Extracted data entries
______

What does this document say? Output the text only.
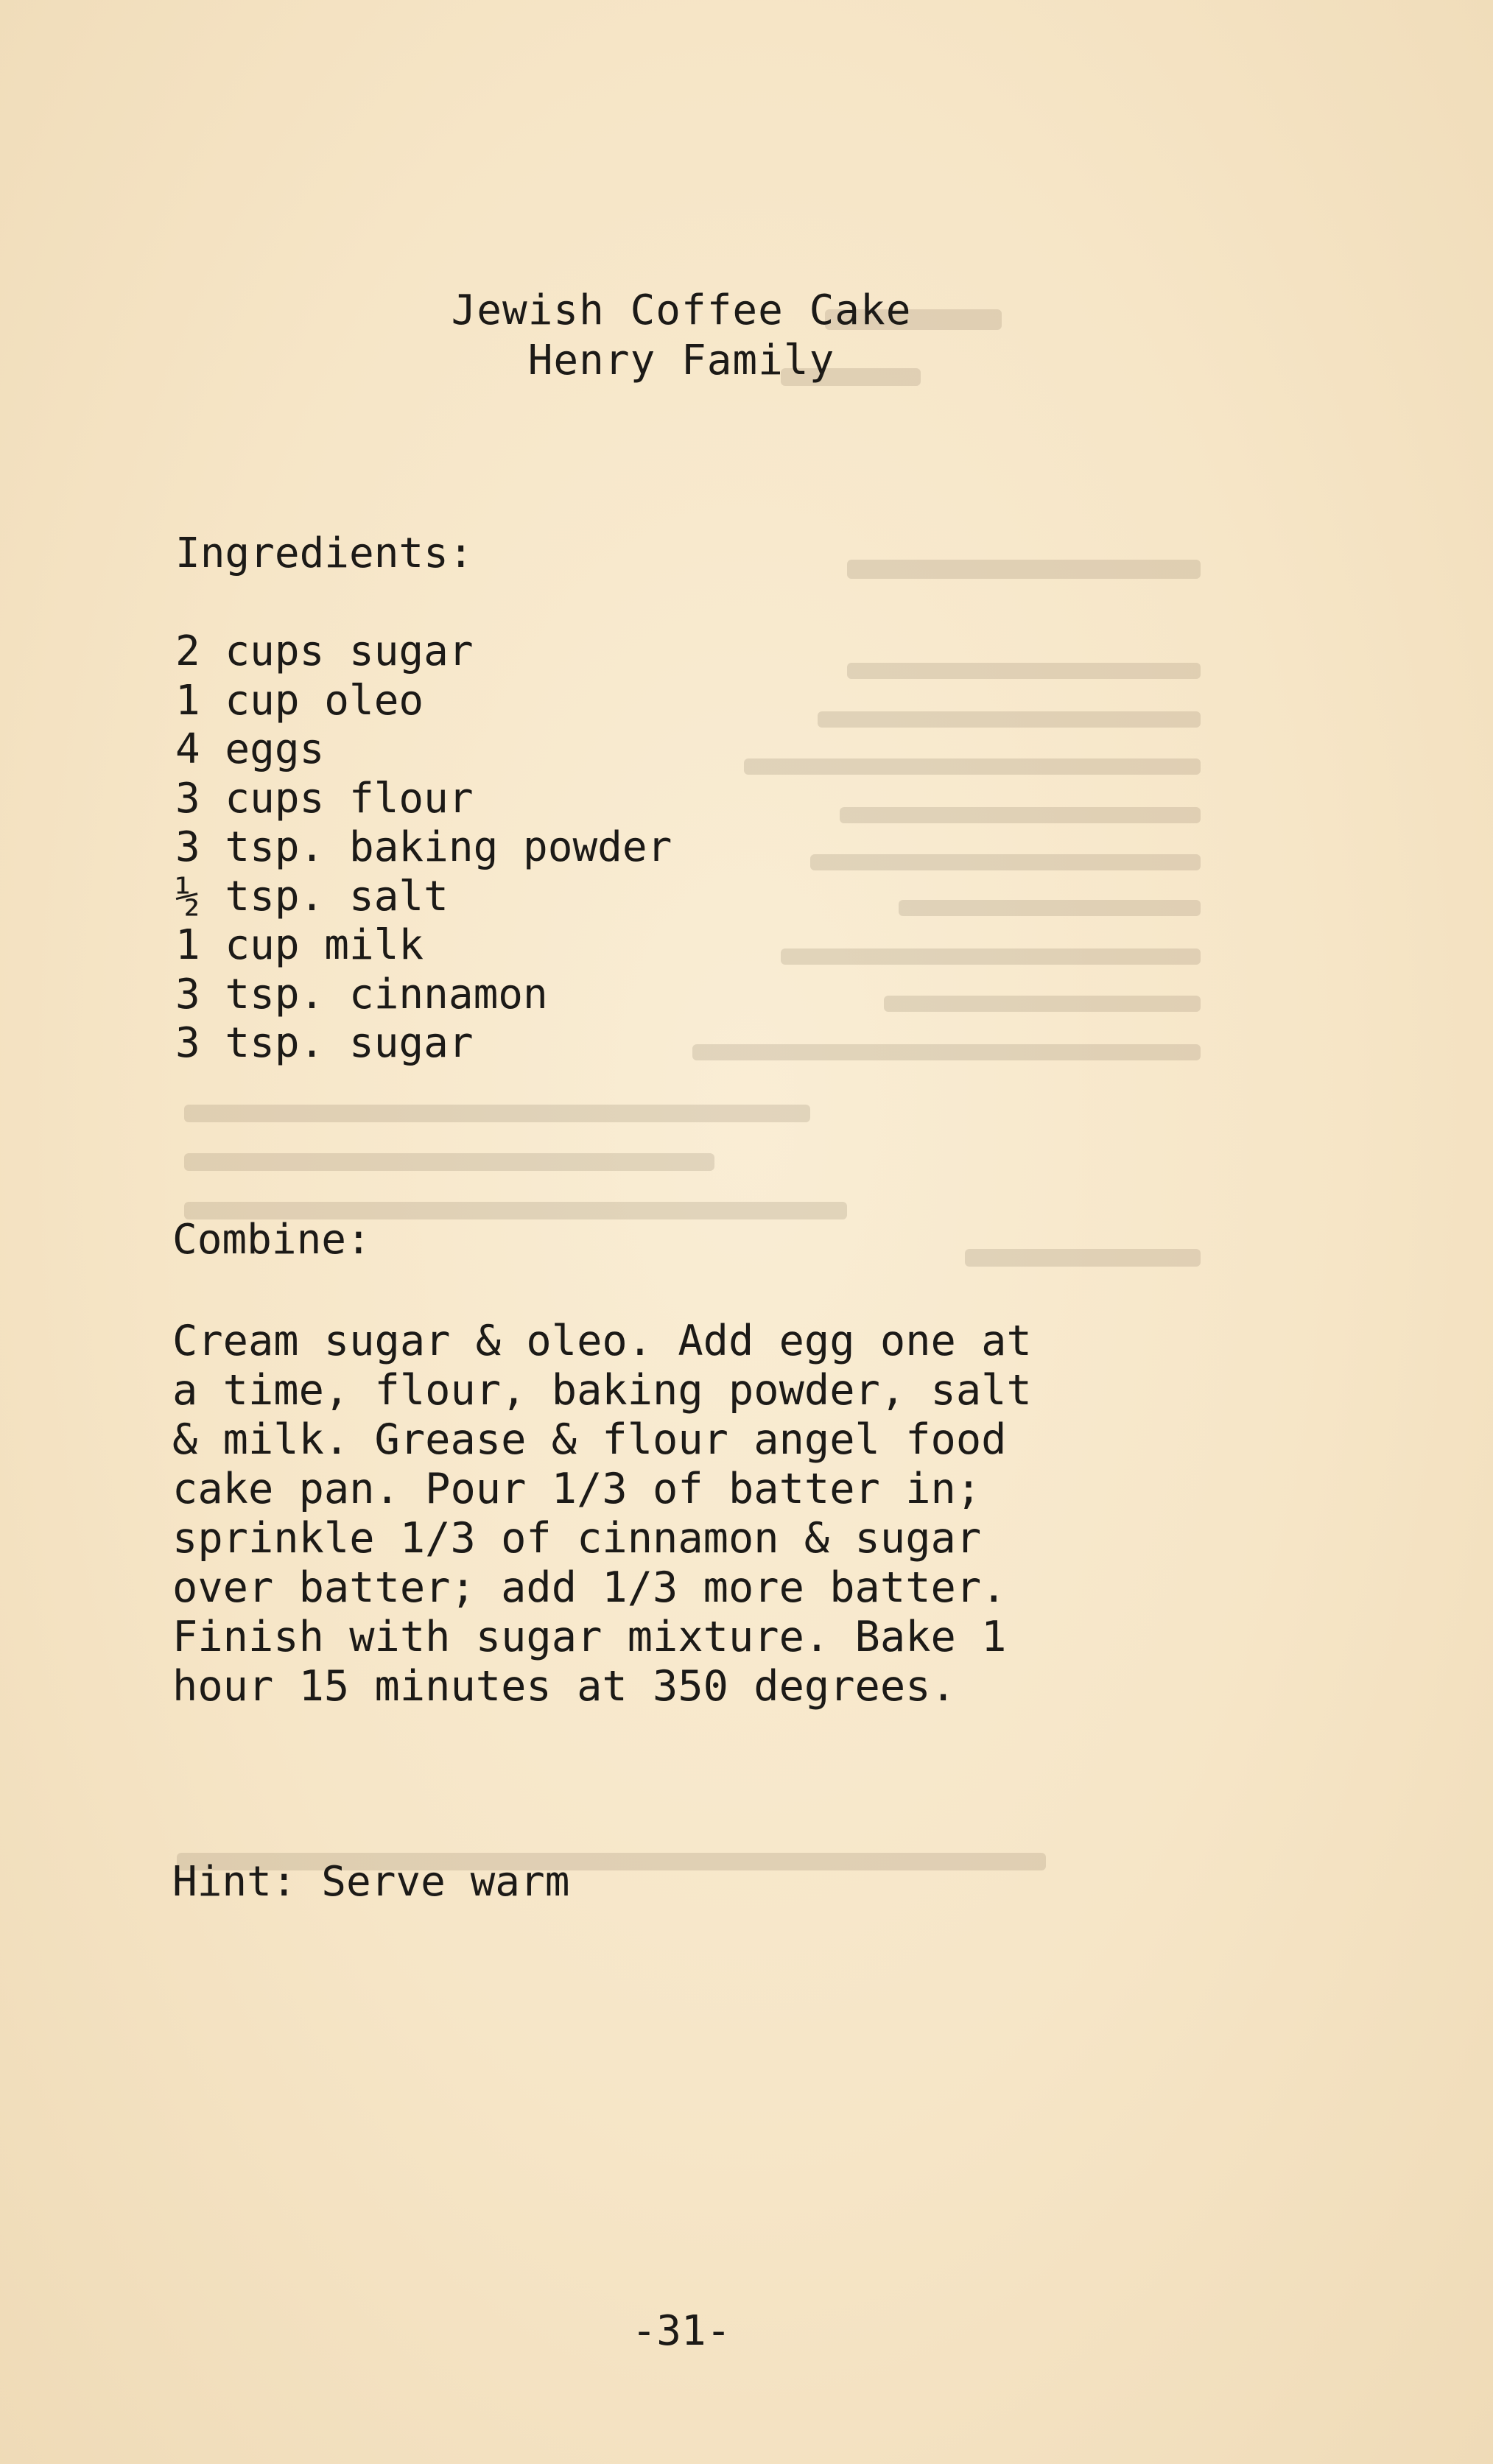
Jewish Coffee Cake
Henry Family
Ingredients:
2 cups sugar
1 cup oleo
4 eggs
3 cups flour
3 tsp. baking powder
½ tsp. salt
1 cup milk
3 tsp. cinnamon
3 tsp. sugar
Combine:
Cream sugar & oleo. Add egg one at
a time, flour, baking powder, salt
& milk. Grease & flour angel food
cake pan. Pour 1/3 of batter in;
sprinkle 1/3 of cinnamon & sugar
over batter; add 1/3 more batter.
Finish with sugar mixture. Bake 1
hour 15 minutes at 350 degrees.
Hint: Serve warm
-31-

______

▶ _WHAT THE TASK ASKS_: Copy out each line exactly, without the pictures.

▶ _FINISHED ANSWER_:
What does this document say? Output the text only.
Jewish Coffee Cake
Henry Family
Ingredients:
2 cups sugar
1 cup oleo
4 eggs
3 cups flour
3 tsp. baking powder
½ tsp. salt
1 cup milk
3 tsp. cinnamon
3 tsp. sugar
Combine:
Cream sugar & oleo. Add egg one at
a time, flour, baking powder, salt
& milk. Grease & flour angel food
cake pan. Pour 1/3 of batter in;
sprinkle 1/3 of cinnamon & sugar
over batter; add 1/3 more batter.
Finish with sugar mixture. Bake 1
hour 15 minutes at 350 degrees.
Hint: Serve warm
-31-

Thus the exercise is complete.